Data excerpts:

------------

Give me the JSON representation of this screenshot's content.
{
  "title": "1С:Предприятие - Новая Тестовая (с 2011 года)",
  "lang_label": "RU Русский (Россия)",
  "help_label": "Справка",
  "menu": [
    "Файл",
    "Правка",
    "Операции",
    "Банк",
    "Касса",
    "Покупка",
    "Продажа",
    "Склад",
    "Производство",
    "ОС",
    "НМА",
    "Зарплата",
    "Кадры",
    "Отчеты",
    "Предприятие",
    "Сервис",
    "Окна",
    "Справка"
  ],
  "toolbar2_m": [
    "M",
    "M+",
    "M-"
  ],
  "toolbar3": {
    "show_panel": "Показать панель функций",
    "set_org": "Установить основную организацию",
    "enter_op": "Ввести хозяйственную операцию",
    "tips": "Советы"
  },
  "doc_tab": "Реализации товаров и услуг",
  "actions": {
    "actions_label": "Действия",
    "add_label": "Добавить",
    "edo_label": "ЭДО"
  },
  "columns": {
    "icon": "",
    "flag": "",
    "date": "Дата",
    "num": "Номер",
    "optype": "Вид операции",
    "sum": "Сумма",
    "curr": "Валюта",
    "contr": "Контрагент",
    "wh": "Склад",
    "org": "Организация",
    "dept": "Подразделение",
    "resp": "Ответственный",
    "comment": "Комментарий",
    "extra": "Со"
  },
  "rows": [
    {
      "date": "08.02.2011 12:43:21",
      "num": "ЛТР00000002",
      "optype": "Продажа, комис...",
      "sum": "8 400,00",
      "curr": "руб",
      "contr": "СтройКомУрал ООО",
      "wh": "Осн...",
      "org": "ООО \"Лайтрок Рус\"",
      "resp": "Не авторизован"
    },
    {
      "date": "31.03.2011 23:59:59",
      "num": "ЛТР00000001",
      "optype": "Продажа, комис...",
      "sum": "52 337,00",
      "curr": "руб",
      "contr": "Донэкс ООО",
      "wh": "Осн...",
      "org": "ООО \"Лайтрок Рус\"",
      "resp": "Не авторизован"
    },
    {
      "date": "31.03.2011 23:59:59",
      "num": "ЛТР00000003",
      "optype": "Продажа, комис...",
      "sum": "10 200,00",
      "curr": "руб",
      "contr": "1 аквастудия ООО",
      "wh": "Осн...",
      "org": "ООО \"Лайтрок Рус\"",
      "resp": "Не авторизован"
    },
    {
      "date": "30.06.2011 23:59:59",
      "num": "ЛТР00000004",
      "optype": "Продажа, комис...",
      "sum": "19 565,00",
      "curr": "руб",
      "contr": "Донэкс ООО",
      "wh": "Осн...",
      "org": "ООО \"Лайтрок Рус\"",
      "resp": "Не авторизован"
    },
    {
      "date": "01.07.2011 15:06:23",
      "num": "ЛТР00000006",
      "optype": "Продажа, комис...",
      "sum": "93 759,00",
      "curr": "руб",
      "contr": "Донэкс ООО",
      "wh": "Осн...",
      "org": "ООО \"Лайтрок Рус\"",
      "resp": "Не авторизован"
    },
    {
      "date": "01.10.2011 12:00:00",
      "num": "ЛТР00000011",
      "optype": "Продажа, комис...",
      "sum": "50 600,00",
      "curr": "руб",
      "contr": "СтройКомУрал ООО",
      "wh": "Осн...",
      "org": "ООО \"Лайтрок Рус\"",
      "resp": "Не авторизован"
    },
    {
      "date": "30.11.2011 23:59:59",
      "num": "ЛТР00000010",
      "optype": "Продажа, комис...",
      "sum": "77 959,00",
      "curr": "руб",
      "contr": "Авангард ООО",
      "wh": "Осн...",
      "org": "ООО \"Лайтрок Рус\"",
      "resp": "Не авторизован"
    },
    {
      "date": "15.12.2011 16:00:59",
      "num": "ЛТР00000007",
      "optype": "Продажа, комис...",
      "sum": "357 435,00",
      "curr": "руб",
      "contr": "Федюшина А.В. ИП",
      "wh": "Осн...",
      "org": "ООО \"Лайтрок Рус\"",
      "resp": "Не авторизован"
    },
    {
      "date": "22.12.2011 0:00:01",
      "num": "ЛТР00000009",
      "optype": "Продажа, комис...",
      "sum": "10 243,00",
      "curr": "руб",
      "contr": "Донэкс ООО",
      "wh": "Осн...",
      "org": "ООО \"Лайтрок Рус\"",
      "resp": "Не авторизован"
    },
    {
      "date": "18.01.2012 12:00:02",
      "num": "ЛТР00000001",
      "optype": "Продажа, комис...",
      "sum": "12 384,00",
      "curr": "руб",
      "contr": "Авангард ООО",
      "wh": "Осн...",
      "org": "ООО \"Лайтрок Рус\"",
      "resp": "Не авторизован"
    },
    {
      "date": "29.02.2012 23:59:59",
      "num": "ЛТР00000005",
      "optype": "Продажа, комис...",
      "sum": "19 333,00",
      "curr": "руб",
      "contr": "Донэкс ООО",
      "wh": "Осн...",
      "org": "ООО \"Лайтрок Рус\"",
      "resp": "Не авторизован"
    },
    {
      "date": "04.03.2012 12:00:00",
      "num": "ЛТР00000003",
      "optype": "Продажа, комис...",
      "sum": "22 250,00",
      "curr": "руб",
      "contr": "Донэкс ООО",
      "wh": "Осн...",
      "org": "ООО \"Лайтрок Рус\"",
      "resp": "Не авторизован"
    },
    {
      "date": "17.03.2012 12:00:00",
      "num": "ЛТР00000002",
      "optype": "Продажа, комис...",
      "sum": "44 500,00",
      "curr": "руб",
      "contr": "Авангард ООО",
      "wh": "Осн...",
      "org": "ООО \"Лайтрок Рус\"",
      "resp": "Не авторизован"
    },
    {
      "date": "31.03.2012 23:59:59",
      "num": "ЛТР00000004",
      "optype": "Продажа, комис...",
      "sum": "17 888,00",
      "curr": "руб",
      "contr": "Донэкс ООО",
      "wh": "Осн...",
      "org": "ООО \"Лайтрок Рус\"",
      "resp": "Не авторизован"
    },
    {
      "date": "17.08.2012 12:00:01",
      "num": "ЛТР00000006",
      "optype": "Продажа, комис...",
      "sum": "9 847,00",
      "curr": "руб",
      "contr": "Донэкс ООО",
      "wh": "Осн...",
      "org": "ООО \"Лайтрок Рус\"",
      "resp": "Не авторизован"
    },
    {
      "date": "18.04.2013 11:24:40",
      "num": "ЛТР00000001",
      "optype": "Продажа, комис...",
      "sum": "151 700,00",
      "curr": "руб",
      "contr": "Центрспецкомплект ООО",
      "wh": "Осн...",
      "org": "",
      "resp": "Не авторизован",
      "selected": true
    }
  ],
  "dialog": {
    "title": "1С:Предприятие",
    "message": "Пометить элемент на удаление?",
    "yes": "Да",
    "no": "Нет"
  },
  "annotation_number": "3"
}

------------

- **WORK TO DO**: Write out the records above again, keeping each one identical to the original.

- **WRITTEN RESPONSE**:
Give me the JSON representation of this screenshot's content.
{
  "title": "1С:Предприятие - Новая Тестовая (с 2011 года)",
  "lang_label": "RU Русский (Россия)",
  "help_label": "Справка",
  "menu": [
    "Файл",
    "Правка",
    "Операции",
    "Банк",
    "Касса",
    "Покупка",
    "Продажа",
    "Склад",
    "Производство",
    "ОС",
    "НМА",
    "Зарплата",
    "Кадры",
    "Отчеты",
    "Предприятие",
    "Сервис",
    "Окна",
    "Справка"
  ],
  "toolbar2_m": [
    "M",
    "M+",
    "M-"
  ],
  "toolbar3": {
    "show_panel": "Показать панель функций",
    "set_org": "Установить основную организацию",
    "enter_op": "Ввести хозяйственную операцию",
    "tips": "Советы"
  },
  "doc_tab": "Реализации товаров и услуг",
  "actions": {
    "actions_label": "Действия",
    "add_label": "Добавить",
    "edo_label": "ЭДО"
  },
  "columns": {
    "icon": "",
    "flag": "",
    "date": "Дата",
    "num": "Номер",
    "optype": "Вид операции",
    "sum": "Сумма",
    "curr": "Валюта",
    "contr": "Контрагент",
    "wh": "Склад",
    "org": "Организация",
    "dept": "Подразделение",
    "resp": "Ответственный",
    "comment": "Комментарий",
    "extra": "Со"
  },
  "rows": [
    {
      "date": "08.02.2011 12:43:21",
      "num": "ЛТР00000002",
      "optype": "Продажа, комис...",
      "sum": "8 400,00",
      "curr": "руб",
      "contr": "СтройКомУрал ООО",
      "wh": "Осн...",
      "org": "ООО \"Лайтрок Рус\"",
      "resp": "Не авторизован"
    },
    {
      "date": "31.03.2011 23:59:59",
      "num": "ЛТР00000001",
      "optype": "Продажа, комис...",
      "sum": "52 337,00",
      "curr": "руб",
      "contr": "Донэкс ООО",
      "wh": "Осн...",
      "org": "ООО \"Лайтрок Рус\"",
      "resp": "Не авторизован"
    },
    {
      "date": "31.03.2011 23:59:59",
      "num": "ЛТР00000003",
      "optype": "Продажа, комис...",
      "sum": "10 200,00",
      "curr": "руб",
      "contr": "1 аквастудия ООО",
      "wh": "Осн...",
      "org": "ООО \"Лайтрок Рус\"",
      "resp": "Не авторизован"
    },
    {
      "date": "30.06.2011 23:59:59",
      "num": "ЛТР00000004",
      "optype": "Продажа, комис...",
      "sum": "19 565,00",
      "curr": "руб",
      "contr": "Донэкс ООО",
      "wh": "Осн...",
      "org": "ООО \"Лайтрок Рус\"",
      "resp": "Не авторизован"
    },
    {
      "date": "01.07.2011 15:06:23",
      "num": "ЛТР00000006",
      "optype": "Продажа, комис...",
      "sum": "93 759,00",
      "curr": "руб",
      "contr": "Донэкс ООО",
      "wh": "Осн...",
      "org": "ООО \"Лайтрок Рус\"",
      "resp": "Не авторизован"
    },
    {
      "date": "01.10.2011 12:00:00",
      "num": "ЛТР00000011",
      "optype": "Продажа, комис...",
      "sum": "50 600,00",
      "curr": "руб",
      "contr": "СтройКомУрал ООО",
      "wh": "Осн...",
      "org": "ООО \"Лайтрок Рус\"",
      "resp": "Не авторизован"
    },
    {
      "date": "30.11.2011 23:59:59",
      "num": "ЛТР00000010",
      "optype": "Продажа, комис...",
      "sum": "77 959,00",
      "curr": "руб",
      "contr": "Авангард ООО",
      "wh": "Осн...",
      "org": "ООО \"Лайтрок Рус\"",
      "resp": "Не авторизован"
    },
    {
      "date": "15.12.2011 16:00:59",
      "num": "ЛТР00000007",
      "optype": "Продажа, комис...",
      "sum": "357 435,00",
      "curr": "руб",
      "contr": "Федюшина А.В. ИП",
      "wh": "Осн...",
      "org": "ООО \"Лайтрок Рус\"",
      "resp": "Не авторизован"
    },
    {
      "date": "22.12.2011 0:00:01",
      "num": "ЛТР00000009",
      "optype": "Продажа, комис...",
      "sum": "10 243,00",
      "curr": "руб",
      "contr": "Донэкс ООО",
      "wh": "Осн...",
      "org": "ООО \"Лайтрок Рус\"",
      "resp": "Не авторизован"
    },
    {
      "date": "18.01.2012 12:00:02",
      "num": "ЛТР00000001",
      "optype": "Продажа, комис...",
      "sum": "12 384,00",
      "curr": "руб",
      "contr": "Авангард ООО",
      "wh": "Осн...",
      "org": "ООО \"Лайтрок Рус\"",
      "resp": "Не авторизован"
    },
    {
      "date": "29.02.2012 23:59:59",
      "num": "ЛТР00000005",
      "optype": "Продажа, комис...",
      "sum": "19 333,00",
      "curr": "руб",
      "contr": "Донэкс ООО",
      "wh": "Осн...",
      "org": "ООО \"Лайтрок Рус\"",
      "resp": "Не авторизован"
    },
    {
      "date": "04.03.2012 12:00:00",
      "num": "ЛТР00000003",
      "optype": "Продажа, комис...",
      "sum": "22 250,00",
      "curr": "руб",
      "contr": "Донэкс ООО",
      "wh": "Осн...",
      "org": "ООО \"Лайтрок Рус\"",
      "resp": "Не авторизован"
    },
    {
      "date": "17.03.2012 12:00:00",
      "num": "ЛТР00000002",
      "optype": "Продажа, комис...",
      "sum": "44 500,00",
      "curr": "руб",
      "contr": "Авангард ООО",
      "wh": "Осн...",
      "org": "ООО \"Лайтрок Рус\"",
      "resp": "Не авторизован"
    },
    {
      "date": "31.03.2012 23:59:59",
      "num": "ЛТР00000004",
      "optype": "Продажа, комис...",
      "sum": "17 888,00",
      "curr": "руб",
      "contr": "Донэкс ООО",
      "wh": "Осн...",
      "org": "ООО \"Лайтрок Рус\"",
      "resp": "Не авторизован"
    },
    {
      "date": "17.08.2012 12:00:01",
      "num": "ЛТР00000006",
      "optype": "Продажа, комис...",
      "sum": "9 847,00",
      "curr": "руб",
      "contr": "Донэкс ООО",
      "wh": "Осн...",
      "org": "ООО \"Лайтрок Рус\"",
      "resp": "Не авторизован"
    },
    {
      "date": "18.04.2013 11:24:40",
      "num": "ЛТР00000001",
      "optype": "Продажа, комис...",
      "sum": "151 700,00",
      "curr": "руб",
      "contr": "Центрспецкомплект ООО",
      "wh": "Осн...",
      "org": "",
      "resp": "Не авторизован",
      "selected": true
    }
  ],
  "dialog": {
    "title": "1С:Предприятие",
    "message": "Пометить элемент на удаление?",
    "yes": "Да",
    "no": "Нет"
  },
  "annotation_number": "3"
}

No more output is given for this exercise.